- _Task goal_:
Recast the lines from the first one through the one containing "x-tick-label: 79 [796,439,806,449]" as a Markdown table with the columns Row and Line, giving each line a numbered row and skipping any blank lines.

- _Supplied data_:
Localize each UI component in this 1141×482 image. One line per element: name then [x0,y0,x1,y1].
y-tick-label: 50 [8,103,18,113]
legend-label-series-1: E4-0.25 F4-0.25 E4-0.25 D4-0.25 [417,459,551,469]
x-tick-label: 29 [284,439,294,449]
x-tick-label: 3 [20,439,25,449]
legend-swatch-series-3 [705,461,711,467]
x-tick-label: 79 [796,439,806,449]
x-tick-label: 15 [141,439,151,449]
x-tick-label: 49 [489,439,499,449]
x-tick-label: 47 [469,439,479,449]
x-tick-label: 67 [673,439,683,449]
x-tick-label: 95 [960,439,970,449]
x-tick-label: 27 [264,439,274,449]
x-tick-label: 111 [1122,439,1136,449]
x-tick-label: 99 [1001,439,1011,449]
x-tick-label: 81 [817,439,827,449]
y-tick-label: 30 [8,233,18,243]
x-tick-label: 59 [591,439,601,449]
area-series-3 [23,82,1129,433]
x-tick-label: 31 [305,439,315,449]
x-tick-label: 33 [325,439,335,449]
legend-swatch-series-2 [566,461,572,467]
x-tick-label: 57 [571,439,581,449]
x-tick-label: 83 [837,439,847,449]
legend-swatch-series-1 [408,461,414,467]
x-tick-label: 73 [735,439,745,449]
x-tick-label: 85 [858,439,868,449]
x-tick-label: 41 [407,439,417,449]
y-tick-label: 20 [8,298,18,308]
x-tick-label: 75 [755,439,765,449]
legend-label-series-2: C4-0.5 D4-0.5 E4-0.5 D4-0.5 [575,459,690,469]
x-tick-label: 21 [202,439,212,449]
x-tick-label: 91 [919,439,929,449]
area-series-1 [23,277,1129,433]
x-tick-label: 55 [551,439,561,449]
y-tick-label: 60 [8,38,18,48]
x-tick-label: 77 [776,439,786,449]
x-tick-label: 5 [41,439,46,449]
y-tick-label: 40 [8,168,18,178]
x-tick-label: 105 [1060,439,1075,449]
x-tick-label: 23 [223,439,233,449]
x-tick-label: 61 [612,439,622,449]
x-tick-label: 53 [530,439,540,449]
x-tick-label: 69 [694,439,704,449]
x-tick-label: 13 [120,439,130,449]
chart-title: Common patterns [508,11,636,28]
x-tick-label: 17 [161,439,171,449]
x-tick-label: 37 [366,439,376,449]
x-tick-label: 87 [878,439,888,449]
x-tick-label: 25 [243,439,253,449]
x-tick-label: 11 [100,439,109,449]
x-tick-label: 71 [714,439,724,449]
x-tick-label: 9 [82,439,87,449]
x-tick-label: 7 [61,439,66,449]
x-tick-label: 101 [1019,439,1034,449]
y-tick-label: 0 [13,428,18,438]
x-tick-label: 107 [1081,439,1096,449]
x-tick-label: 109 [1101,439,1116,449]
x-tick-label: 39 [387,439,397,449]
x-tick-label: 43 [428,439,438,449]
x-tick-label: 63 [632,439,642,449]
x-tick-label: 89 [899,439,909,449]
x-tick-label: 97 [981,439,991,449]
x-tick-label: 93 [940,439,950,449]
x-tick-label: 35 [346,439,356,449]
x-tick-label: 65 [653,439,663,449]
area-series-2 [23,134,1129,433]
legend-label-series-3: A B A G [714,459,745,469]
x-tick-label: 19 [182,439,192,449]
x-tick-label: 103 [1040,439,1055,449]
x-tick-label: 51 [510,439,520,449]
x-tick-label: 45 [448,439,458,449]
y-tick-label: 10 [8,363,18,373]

- _Solution to the exercise_:
| Row | Line |
|---|---|
| 1 | Localize each UI component in this 1141×482 image. One line per element: name then [x0,y0,x1,y1]. |
| 2 | y-tick-label: 50 [8,103,18,113] |
| 3 | legend-label-series-1: E4-0.25 F4-0.25 E4-0.25 D4-0.25 [417,459,551,469] |
| 4 | x-tick-label: 29 [284,439,294,449] |
| 5 | x-tick-label: 3 [20,439,25,449] |
| 6 | legend-swatch-series-3 [705,461,711,467] |
| 7 | x-tick-label: 79 [796,439,806,449] |